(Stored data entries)
_ _ _ _ _

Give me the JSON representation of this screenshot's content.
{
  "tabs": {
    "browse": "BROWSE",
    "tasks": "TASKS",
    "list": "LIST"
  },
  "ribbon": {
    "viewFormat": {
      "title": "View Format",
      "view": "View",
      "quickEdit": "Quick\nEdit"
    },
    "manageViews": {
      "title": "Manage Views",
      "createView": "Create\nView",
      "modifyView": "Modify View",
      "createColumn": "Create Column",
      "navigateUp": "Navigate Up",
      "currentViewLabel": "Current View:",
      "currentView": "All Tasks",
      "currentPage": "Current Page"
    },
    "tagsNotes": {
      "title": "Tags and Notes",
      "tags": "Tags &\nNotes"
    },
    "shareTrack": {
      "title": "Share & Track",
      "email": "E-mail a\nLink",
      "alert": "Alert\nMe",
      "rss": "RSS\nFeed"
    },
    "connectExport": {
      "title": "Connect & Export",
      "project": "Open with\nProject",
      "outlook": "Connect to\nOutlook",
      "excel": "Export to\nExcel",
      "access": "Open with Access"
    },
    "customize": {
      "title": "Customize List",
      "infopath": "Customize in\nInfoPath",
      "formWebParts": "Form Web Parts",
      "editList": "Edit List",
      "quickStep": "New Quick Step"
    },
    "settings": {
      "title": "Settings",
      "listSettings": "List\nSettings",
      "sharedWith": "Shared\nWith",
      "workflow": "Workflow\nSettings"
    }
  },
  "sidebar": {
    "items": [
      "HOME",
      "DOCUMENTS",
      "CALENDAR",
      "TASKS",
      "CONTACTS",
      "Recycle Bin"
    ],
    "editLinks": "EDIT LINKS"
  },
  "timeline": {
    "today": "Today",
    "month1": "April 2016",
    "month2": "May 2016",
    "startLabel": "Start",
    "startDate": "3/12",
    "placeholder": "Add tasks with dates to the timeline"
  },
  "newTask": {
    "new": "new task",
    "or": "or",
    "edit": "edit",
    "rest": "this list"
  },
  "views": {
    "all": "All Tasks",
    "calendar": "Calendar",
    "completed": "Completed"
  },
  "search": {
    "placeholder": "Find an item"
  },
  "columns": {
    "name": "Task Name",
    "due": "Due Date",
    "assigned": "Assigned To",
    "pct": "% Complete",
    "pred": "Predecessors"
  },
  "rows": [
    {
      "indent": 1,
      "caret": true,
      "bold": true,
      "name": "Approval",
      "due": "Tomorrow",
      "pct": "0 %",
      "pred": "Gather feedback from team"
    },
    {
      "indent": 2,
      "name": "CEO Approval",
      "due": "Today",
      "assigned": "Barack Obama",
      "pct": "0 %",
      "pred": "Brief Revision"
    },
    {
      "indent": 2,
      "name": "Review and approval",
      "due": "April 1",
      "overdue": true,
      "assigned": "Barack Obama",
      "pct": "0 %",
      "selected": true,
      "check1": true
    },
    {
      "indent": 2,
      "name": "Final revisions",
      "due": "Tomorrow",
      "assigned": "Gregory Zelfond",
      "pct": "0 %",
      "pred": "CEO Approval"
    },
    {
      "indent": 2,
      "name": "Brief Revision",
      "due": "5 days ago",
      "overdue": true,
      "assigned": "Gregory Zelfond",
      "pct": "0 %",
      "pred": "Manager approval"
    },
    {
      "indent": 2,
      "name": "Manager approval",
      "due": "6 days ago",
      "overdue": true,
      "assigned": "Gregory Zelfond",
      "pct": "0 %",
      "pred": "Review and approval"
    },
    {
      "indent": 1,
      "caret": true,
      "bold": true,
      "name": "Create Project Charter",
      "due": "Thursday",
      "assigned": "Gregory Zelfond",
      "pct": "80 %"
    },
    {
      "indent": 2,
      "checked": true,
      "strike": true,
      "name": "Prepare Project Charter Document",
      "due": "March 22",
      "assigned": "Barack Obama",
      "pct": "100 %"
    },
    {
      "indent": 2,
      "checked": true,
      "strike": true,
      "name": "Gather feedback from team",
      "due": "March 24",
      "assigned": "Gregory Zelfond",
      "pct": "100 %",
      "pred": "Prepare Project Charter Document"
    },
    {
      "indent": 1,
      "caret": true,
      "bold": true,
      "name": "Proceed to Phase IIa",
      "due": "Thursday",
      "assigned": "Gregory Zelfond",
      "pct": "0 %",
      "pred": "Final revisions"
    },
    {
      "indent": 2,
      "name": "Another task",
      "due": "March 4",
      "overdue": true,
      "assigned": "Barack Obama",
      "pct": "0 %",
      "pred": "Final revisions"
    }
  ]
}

_ _ _ _ _

Each entry above needs to be retyped exactly.

**COMPLETED TASK:**
Give me the JSON representation of this screenshot's content.
{
  "tabs": {
    "browse": "BROWSE",
    "tasks": "TASKS",
    "list": "LIST"
  },
  "ribbon": {
    "viewFormat": {
      "title": "View Format",
      "view": "View",
      "quickEdit": "Quick\nEdit"
    },
    "manageViews": {
      "title": "Manage Views",
      "createView": "Create\nView",
      "modifyView": "Modify View",
      "createColumn": "Create Column",
      "navigateUp": "Navigate Up",
      "currentViewLabel": "Current View:",
      "currentView": "All Tasks",
      "currentPage": "Current Page"
    },
    "tagsNotes": {
      "title": "Tags and Notes",
      "tags": "Tags &\nNotes"
    },
    "shareTrack": {
      "title": "Share & Track",
      "email": "E-mail a\nLink",
      "alert": "Alert\nMe",
      "rss": "RSS\nFeed"
    },
    "connectExport": {
      "title": "Connect & Export",
      "project": "Open with\nProject",
      "outlook": "Connect to\nOutlook",
      "excel": "Export to\nExcel",
      "access": "Open with Access"
    },
    "customize": {
      "title": "Customize List",
      "infopath": "Customize in\nInfoPath",
      "formWebParts": "Form Web Parts",
      "editList": "Edit List",
      "quickStep": "New Quick Step"
    },
    "settings": {
      "title": "Settings",
      "listSettings": "List\nSettings",
      "sharedWith": "Shared\nWith",
      "workflow": "Workflow\nSettings"
    }
  },
  "sidebar": {
    "items": [
      "HOME",
      "DOCUMENTS",
      "CALENDAR",
      "TASKS",
      "CONTACTS",
      "Recycle Bin"
    ],
    "editLinks": "EDIT LINKS"
  },
  "timeline": {
    "today": "Today",
    "month1": "April 2016",
    "month2": "May 2016",
    "startLabel": "Start",
    "startDate": "3/12",
    "placeholder": "Add tasks with dates to the timeline"
  },
  "newTask": {
    "new": "new task",
    "or": "or",
    "edit": "edit",
    "rest": "this list"
  },
  "views": {
    "all": "All Tasks",
    "calendar": "Calendar",
    "completed": "Completed"
  },
  "search": {
    "placeholder": "Find an item"
  },
  "columns": {
    "name": "Task Name",
    "due": "Due Date",
    "assigned": "Assigned To",
    "pct": "% Complete",
    "pred": "Predecessors"
  },
  "rows": [
    {
      "indent": 1,
      "caret": true,
      "bold": true,
      "name": "Approval",
      "due": "Tomorrow",
      "pct": "0 %",
      "pred": "Gather feedback from team"
    },
    {
      "indent": 2,
      "name": "CEO Approval",
      "due": "Today",
      "assigned": "Barack Obama",
      "pct": "0 %",
      "pred": "Brief Revision"
    },
    {
      "indent": 2,
      "name": "Review and approval",
      "due": "April 1",
      "overdue": true,
      "assigned": "Barack Obama",
      "pct": "0 %",
      "selected": true,
      "check1": true
    },
    {
      "indent": 2,
      "name": "Final revisions",
      "due": "Tomorrow",
      "assigned": "Gregory Zelfond",
      "pct": "0 %",
      "pred": "CEO Approval"
    },
    {
      "indent": 2,
      "name": "Brief Revision",
      "due": "5 days ago",
      "overdue": true,
      "assigned": "Gregory Zelfond",
      "pct": "0 %",
      "pred": "Manager approval"
    },
    {
      "indent": 2,
      "name": "Manager approval",
      "due": "6 days ago",
      "overdue": true,
      "assigned": "Gregory Zelfond",
      "pct": "0 %",
      "pred": "Review and approval"
    },
    {
      "indent": 1,
      "caret": true,
      "bold": true,
      "name": "Create Project Charter",
      "due": "Thursday",
      "assigned": "Gregory Zelfond",
      "pct": "80 %"
    },
    {
      "indent": 2,
      "checked": true,
      "strike": true,
      "name": "Prepare Project Charter Document",
      "due": "March 22",
      "assigned": "Barack Obama",
      "pct": "100 %"
    },
    {
      "indent": 2,
      "checked": true,
      "strike": true,
      "name": "Gather feedback from team",
      "due": "March 24",
      "assigned": "Gregory Zelfond",
      "pct": "100 %",
      "pred": "Prepare Project Charter Document"
    },
    {
      "indent": 1,
      "caret": true,
      "bold": true,
      "name": "Proceed to Phase IIa",
      "due": "Thursday",
      "assigned": "Gregory Zelfond",
      "pct": "0 %",
      "pred": "Final revisions"
    },
    {
      "indent": 2,
      "name": "Another task",
      "due": "March 4",
      "overdue": true,
      "assigned": "Barack Obama",
      "pct": "0 %",
      "pred": "Final revisions"
    }
  ]
}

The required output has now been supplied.